[start of Material for this task]
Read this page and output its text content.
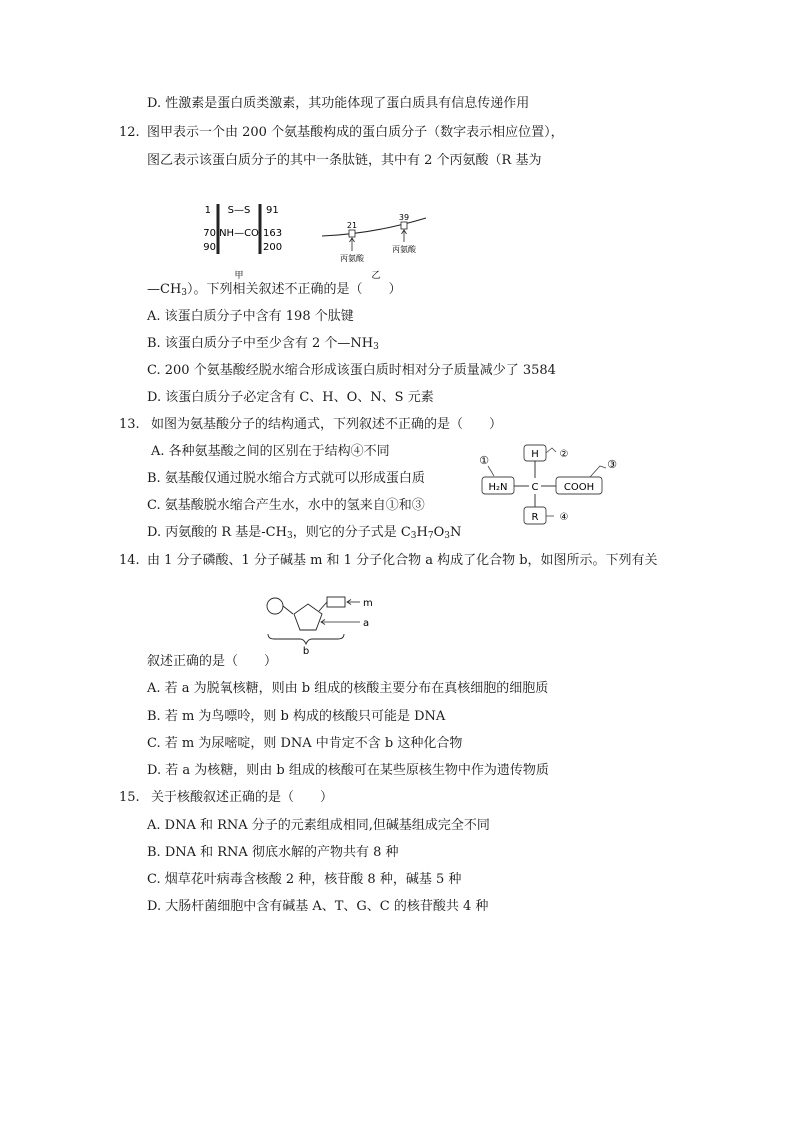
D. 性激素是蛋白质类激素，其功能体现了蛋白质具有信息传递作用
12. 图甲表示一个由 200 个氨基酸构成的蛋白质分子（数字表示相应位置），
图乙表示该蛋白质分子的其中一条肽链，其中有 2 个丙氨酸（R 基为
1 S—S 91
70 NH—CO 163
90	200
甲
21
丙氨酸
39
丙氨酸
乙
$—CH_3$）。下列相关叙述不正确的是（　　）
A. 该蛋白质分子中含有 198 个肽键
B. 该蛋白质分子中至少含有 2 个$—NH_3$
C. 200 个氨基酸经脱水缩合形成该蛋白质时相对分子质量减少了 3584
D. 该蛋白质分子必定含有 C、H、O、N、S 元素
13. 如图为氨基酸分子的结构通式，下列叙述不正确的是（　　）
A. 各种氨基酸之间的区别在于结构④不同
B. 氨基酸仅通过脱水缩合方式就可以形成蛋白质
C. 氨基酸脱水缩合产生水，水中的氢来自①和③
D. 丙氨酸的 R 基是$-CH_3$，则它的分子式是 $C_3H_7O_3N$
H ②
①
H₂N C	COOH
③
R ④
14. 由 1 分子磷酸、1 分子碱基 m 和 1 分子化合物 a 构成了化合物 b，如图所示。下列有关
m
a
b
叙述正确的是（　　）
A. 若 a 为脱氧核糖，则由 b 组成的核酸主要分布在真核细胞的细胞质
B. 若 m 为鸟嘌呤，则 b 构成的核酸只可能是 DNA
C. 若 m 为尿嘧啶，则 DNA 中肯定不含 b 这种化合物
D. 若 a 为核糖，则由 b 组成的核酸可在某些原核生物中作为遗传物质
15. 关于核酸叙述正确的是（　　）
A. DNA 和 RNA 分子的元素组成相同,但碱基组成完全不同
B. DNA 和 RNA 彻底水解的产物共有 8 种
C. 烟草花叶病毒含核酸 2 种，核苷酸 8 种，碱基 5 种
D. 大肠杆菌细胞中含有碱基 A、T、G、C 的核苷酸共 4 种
[end of Material for this task]
[start of Material for this task]
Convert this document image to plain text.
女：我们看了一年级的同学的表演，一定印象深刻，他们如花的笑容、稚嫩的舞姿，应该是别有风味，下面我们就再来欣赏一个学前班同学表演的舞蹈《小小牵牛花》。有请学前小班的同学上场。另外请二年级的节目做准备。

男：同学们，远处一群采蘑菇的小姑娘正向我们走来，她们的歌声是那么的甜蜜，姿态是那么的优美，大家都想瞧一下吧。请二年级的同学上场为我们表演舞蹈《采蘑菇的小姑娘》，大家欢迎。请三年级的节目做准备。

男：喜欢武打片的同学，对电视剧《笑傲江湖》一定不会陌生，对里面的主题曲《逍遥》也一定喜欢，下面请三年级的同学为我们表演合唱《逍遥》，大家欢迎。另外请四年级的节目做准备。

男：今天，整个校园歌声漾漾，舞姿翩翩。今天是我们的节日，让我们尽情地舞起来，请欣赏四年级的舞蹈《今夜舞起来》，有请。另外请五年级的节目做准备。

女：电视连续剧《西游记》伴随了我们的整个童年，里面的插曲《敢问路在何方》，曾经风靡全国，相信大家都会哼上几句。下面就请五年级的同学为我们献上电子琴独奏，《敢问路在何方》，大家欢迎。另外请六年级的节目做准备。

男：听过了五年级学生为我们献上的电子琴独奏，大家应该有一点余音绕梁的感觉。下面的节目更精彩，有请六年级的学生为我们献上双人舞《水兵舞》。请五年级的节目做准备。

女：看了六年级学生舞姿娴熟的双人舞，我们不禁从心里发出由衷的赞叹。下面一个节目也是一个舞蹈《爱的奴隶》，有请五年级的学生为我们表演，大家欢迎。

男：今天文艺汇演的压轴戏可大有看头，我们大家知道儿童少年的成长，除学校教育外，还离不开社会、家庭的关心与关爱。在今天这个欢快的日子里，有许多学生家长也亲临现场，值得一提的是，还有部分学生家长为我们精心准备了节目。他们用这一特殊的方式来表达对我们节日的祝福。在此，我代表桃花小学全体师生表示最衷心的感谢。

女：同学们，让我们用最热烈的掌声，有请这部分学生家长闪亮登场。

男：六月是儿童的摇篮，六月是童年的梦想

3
[end of Material for this task]
[start of Material for this task]
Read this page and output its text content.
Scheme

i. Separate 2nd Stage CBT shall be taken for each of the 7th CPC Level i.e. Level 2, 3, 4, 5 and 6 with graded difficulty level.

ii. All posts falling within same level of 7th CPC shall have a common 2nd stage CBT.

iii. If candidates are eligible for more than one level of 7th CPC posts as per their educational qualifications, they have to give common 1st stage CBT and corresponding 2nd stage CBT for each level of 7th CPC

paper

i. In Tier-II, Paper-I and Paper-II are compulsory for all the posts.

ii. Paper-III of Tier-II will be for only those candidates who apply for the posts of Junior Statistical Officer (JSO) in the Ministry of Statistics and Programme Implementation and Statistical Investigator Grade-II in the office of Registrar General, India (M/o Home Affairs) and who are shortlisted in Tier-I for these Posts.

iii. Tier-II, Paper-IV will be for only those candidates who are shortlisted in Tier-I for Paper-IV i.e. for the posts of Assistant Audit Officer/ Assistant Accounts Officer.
[end of Material for this task]
How many lines in the records hold the string "level"? Reply with the number alone.

3